INPUT DATA:

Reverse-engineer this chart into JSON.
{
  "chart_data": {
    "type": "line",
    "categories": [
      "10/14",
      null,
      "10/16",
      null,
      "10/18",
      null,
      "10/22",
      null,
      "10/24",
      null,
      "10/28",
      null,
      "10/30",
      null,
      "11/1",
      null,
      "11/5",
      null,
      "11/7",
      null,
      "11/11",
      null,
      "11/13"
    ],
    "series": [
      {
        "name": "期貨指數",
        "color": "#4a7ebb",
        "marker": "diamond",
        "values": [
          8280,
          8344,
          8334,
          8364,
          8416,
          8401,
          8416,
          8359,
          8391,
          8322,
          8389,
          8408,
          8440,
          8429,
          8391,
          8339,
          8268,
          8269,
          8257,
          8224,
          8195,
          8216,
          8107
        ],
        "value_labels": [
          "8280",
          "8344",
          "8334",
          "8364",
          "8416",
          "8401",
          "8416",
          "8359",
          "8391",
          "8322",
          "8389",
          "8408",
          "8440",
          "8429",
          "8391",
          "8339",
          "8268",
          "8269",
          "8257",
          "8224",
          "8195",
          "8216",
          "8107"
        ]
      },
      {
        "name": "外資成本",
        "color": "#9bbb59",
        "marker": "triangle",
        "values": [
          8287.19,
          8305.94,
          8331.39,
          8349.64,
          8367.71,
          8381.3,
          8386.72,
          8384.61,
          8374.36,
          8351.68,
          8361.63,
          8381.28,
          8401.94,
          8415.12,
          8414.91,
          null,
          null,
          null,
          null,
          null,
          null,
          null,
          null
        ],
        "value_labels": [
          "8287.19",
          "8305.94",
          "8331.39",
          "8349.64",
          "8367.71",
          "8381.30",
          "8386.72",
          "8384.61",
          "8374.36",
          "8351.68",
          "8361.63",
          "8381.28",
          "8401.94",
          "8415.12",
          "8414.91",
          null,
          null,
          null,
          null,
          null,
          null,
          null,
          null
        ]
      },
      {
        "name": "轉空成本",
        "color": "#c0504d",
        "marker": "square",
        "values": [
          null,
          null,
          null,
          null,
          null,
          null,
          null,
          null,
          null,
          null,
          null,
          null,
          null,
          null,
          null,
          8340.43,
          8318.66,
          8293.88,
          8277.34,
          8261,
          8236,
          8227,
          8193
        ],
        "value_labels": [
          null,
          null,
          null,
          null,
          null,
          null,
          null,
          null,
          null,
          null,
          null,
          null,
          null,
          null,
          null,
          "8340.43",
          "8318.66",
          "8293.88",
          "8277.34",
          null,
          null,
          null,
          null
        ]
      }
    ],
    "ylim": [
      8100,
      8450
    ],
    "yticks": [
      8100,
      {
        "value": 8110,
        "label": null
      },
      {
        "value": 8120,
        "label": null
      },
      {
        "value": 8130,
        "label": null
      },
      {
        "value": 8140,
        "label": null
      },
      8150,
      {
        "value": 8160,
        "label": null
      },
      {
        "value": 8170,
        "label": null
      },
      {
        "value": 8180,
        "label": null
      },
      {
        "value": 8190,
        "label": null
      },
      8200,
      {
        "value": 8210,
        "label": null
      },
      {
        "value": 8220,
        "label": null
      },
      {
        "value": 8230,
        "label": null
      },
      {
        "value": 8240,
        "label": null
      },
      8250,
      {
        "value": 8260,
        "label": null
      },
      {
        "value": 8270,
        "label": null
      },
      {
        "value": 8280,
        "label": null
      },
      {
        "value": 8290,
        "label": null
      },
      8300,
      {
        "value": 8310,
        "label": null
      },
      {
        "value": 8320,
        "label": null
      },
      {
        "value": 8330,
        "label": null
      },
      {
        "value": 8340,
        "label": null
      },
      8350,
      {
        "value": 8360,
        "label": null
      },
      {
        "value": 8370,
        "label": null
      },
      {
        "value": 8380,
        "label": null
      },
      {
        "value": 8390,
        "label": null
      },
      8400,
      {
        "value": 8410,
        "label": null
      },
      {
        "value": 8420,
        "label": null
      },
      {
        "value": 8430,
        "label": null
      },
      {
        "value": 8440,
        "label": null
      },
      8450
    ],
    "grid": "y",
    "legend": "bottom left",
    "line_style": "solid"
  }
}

OBJECTIVE:
Extract every entry in the listing word for word.

RESPONSE:
Reverse-engineer this chart into JSON.
{
  "chart_data": {
    "type": "line",
    "categories": [
      "10/14",
      null,
      "10/16",
      null,
      "10/18",
      null,
      "10/22",
      null,
      "10/24",
      null,
      "10/28",
      null,
      "10/30",
      null,
      "11/1",
      null,
      "11/5",
      null,
      "11/7",
      null,
      "11/11",
      null,
      "11/13"
    ],
    "series": [
      {
        "name": "期貨指數",
        "color": "#4a7ebb",
        "marker": "diamond",
        "values": [
          8280,
          8344,
          8334,
          8364,
          8416,
          8401,
          8416,
          8359,
          8391,
          8322,
          8389,
          8408,
          8440,
          8429,
          8391,
          8339,
          8268,
          8269,
          8257,
          8224,
          8195,
          8216,
          8107
        ],
        "value_labels": [
          "8280",
          "8344",
          "8334",
          "8364",
          "8416",
          "8401",
          "8416",
          "8359",
          "8391",
          "8322",
          "8389",
          "8408",
          "8440",
          "8429",
          "8391",
          "8339",
          "8268",
          "8269",
          "8257",
          "8224",
          "8195",
          "8216",
          "8107"
        ]
      },
      {
        "name": "外資成本",
        "color": "#9bbb59",
        "marker": "triangle",
        "values": [
          8287.19,
          8305.94,
          8331.39,
          8349.64,
          8367.71,
          8381.3,
          8386.72,
          8384.61,
          8374.36,
          8351.68,
          8361.63,
          8381.28,
          8401.94,
          8415.12,
          8414.91,
          null,
          null,
          null,
          null,
          null,
          null,
          null,
          null
        ],
        "value_labels": [
          "8287.19",
          "8305.94",
          "8331.39",
          "8349.64",
          "8367.71",
          "8381.30",
          "8386.72",
          "8384.61",
          "8374.36",
          "8351.68",
          "8361.63",
          "8381.28",
          "8401.94",
          "8415.12",
          "8414.91",
          null,
          null,
          null,
          null,
          null,
          null,
          null,
          null
        ]
      },
      {
        "name": "轉空成本",
        "color": "#c0504d",
        "marker": "square",
        "values": [
          null,
          null,
          null,
          null,
          null,
          null,
          null,
          null,
          null,
          null,
          null,
          null,
          null,
          null,
          null,
          8340.43,
          8318.66,
          8293.88,
          8277.34,
          8261,
          8236,
          8227,
          8193
        ],
        "value_labels": [
          null,
          null,
          null,
          null,
          null,
          null,
          null,
          null,
          null,
          null,
          null,
          null,
          null,
          null,
          null,
          "8340.43",
          "8318.66",
          "8293.88",
          "8277.34",
          null,
          null,
          null,
          null
        ]
      }
    ],
    "ylim": [
      8100,
      8450
    ],
    "yticks": [
      8100,
      {
        "value": 8110,
        "label": null
      },
      {
        "value": 8120,
        "label": null
      },
      {
        "value": 8130,
        "label": null
      },
      {
        "value": 8140,
        "label": null
      },
      8150,
      {
        "value": 8160,
        "label": null
      },
      {
        "value": 8170,
        "label": null
      },
      {
        "value": 8180,
        "label": null
      },
      {
        "value": 8190,
        "label": null
      },
      8200,
      {
        "value": 8210,
        "label": null
      },
      {
        "value": 8220,
        "label": null
      },
      {
        "value": 8230,
        "label": null
      },
      {
        "value": 8240,
        "label": null
      },
      8250,
      {
        "value": 8260,
        "label": null
      },
      {
        "value": 8270,
        "label": null
      },
      {
        "value": 8280,
        "label": null
      },
      {
        "value": 8290,
        "label": null
      },
      8300,
      {
        "value": 8310,
        "label": null
      },
      {
        "value": 8320,
        "label": null
      },
      {
        "value": 8330,
        "label": null
      },
      {
        "value": 8340,
        "label": null
      },
      8350,
      {
        "value": 8360,
        "label": null
      },
      {
        "value": 8370,
        "label": null
      },
      {
        "value": 8380,
        "label": null
      },
      {
        "value": 8390,
        "label": null
      },
      8400,
      {
        "value": 8410,
        "label": null
      },
      {
        "value": 8420,
        "label": null
      },
      {
        "value": 8430,
        "label": null
      },
      {
        "value": 8440,
        "label": null
      },
      8450
    ],
    "grid": "y",
    "legend": "bottom left",
    "line_style": "solid"
  }
}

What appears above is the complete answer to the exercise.